[Data shown]
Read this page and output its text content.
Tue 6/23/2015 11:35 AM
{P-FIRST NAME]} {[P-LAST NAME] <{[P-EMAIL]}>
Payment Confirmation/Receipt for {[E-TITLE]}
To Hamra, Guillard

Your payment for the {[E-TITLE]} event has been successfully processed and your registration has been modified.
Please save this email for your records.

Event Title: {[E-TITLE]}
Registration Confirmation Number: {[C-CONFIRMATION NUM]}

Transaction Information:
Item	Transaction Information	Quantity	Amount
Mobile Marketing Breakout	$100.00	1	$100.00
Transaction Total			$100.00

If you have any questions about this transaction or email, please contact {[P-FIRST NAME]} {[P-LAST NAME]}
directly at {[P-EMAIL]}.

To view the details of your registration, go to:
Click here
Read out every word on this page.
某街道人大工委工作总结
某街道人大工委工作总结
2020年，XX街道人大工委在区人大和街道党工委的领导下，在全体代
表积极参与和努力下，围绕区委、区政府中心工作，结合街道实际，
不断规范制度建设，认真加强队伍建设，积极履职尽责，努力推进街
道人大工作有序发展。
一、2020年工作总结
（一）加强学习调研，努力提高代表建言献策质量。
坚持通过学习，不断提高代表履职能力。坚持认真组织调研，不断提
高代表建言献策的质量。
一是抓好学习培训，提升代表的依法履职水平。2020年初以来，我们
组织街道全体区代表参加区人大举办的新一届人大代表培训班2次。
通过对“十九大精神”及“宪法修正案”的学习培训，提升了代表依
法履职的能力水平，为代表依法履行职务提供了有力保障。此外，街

[What is expected] Show all lines from the records above where the word "TITLE" occurs.

[Written reply]
Payment Confirmation/Receipt for {[E-TITLE]}
Your payment for the {[E-TITLE]} event has been successfully processed and your registration has been modified.
Event Title: {[E-TITLE]}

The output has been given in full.